→ WORK TO BE COMPLETED: Work out how many lines in the entries contain the string "neighbours", and give nothing but that number.
------------------------------------------------------------------------
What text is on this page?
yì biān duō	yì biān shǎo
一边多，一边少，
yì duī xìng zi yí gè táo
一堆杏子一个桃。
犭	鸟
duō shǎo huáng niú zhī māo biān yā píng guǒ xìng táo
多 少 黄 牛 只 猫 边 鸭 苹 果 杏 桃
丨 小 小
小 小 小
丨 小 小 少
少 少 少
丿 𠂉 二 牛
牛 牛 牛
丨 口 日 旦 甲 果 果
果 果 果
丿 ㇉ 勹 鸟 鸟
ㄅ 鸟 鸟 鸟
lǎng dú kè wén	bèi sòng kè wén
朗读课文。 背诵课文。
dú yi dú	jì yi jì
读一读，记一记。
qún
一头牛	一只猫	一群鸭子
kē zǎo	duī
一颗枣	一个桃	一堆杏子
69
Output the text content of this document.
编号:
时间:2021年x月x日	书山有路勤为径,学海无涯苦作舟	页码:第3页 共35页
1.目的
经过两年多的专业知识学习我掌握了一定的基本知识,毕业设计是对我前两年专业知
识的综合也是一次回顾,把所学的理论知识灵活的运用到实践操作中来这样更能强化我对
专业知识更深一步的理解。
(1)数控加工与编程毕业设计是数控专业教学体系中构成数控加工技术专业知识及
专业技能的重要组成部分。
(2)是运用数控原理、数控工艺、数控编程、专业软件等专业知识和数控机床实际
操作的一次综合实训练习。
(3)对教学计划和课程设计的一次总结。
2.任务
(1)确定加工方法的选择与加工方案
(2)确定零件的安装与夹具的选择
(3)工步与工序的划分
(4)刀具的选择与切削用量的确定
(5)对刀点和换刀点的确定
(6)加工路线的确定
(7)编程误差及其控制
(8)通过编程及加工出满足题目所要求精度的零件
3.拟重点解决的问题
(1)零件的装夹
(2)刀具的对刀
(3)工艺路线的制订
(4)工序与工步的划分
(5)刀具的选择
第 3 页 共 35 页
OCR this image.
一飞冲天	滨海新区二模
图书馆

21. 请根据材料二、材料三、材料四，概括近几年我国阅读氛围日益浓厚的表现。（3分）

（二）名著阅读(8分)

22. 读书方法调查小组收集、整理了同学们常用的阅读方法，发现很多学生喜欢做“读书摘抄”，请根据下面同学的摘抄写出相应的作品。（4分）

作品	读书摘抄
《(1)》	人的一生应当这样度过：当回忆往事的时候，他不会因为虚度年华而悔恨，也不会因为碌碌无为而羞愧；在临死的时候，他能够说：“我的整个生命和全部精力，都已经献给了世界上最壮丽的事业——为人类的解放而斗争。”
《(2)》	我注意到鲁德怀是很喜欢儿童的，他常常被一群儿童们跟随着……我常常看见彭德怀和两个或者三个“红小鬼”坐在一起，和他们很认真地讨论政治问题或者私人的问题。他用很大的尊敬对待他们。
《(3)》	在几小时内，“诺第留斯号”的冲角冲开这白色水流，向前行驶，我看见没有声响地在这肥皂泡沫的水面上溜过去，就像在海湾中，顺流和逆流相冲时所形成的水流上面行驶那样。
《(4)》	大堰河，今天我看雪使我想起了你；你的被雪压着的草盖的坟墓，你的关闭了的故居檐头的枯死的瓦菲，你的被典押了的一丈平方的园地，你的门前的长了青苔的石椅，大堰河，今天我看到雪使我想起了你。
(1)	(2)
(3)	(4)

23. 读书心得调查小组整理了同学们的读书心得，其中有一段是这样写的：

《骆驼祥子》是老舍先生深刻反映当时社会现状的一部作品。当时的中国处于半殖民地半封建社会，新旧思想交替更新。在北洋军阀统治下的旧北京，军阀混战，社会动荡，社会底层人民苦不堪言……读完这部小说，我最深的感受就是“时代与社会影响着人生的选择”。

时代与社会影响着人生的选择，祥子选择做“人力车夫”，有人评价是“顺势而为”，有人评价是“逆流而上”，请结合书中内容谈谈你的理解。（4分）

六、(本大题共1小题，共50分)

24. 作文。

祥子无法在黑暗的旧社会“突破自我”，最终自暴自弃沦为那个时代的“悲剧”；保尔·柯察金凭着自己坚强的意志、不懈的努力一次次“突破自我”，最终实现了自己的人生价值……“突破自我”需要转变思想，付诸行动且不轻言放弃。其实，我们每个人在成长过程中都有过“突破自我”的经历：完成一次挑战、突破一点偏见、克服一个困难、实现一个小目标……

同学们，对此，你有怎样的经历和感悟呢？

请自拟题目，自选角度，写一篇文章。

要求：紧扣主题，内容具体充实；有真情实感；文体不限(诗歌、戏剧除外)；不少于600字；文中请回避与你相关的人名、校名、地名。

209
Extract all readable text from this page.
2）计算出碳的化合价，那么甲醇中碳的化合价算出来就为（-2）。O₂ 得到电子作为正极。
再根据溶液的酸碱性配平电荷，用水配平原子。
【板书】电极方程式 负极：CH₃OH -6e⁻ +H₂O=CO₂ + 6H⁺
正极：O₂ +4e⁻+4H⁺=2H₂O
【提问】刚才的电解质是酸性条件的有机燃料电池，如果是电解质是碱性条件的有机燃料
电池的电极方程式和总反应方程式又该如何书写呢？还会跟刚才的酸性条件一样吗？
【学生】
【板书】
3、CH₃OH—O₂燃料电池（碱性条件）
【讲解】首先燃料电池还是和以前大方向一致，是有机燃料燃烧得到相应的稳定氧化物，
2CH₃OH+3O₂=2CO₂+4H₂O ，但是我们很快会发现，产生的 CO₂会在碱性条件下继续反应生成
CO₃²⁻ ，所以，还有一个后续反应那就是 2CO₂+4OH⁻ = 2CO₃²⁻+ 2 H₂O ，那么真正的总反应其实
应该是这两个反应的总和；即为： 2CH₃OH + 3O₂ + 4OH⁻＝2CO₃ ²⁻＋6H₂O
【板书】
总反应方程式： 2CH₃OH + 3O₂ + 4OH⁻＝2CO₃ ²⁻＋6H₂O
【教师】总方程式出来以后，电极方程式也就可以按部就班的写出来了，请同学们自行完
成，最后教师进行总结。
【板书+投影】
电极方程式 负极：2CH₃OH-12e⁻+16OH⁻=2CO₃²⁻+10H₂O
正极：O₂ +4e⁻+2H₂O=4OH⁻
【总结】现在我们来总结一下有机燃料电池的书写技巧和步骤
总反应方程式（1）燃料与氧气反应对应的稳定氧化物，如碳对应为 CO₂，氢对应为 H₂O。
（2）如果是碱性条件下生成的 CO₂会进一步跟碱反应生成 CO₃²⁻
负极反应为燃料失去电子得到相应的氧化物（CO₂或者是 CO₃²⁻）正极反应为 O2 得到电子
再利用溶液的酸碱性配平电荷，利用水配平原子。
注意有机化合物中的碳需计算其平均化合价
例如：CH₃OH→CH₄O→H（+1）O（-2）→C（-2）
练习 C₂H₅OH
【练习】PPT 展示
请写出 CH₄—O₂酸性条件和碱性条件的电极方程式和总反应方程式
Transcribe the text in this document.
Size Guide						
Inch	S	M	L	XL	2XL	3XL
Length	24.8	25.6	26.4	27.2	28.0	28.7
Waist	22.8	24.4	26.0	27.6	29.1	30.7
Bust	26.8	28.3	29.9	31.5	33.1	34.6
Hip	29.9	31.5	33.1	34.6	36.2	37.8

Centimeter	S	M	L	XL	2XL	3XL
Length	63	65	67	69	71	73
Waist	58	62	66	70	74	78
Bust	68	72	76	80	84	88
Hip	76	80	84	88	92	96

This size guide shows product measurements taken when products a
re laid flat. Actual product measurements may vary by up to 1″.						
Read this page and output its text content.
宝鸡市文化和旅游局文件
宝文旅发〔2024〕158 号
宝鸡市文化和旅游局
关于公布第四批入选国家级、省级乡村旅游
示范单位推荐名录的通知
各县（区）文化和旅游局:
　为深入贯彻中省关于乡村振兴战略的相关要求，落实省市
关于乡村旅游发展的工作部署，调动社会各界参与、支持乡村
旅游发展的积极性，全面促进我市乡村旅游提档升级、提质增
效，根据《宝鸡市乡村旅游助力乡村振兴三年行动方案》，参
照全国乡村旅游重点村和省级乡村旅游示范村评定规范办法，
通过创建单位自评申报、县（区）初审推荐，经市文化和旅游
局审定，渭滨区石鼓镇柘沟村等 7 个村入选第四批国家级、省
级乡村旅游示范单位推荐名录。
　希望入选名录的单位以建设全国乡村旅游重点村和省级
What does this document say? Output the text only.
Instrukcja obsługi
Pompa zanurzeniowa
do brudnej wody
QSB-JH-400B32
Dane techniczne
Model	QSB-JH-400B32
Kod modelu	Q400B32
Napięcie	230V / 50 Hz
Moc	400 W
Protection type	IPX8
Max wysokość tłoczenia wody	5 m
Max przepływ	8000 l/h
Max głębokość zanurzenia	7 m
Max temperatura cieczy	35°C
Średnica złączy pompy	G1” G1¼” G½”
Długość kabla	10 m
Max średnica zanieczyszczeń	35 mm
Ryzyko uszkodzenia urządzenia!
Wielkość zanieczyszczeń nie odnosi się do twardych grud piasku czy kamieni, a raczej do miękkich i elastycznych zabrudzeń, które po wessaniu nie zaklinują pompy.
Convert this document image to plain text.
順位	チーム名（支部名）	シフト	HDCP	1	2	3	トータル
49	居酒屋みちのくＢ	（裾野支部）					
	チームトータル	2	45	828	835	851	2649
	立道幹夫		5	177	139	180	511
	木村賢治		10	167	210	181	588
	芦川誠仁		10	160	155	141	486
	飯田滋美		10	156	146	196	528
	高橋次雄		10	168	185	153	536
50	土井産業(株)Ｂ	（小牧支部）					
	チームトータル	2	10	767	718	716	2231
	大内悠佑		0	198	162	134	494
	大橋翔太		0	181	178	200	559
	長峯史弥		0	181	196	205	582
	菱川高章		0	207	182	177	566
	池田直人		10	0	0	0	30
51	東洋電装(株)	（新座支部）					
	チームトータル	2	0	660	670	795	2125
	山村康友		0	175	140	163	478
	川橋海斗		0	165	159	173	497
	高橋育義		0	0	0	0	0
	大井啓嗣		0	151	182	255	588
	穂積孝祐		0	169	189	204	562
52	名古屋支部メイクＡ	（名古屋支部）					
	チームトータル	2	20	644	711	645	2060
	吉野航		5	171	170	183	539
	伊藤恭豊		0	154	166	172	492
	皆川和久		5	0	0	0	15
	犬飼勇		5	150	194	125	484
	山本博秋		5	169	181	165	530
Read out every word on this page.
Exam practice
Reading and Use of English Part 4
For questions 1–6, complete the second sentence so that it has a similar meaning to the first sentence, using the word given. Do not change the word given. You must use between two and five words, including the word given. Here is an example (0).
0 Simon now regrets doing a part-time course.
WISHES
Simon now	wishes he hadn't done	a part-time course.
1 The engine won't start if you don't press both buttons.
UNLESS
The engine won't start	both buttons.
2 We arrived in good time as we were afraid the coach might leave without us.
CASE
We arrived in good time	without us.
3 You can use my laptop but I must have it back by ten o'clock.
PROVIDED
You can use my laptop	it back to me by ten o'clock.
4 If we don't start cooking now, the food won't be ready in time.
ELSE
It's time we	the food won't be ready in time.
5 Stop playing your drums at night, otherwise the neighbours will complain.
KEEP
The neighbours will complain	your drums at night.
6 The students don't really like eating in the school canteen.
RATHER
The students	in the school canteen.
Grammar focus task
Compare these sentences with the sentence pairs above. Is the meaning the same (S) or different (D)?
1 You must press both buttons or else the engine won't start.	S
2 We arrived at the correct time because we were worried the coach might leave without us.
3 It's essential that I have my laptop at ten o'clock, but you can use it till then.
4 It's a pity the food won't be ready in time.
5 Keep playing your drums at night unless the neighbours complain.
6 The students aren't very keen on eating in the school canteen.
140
------------------------------------------------------------------------
→ RESULT OF THE TASK: 3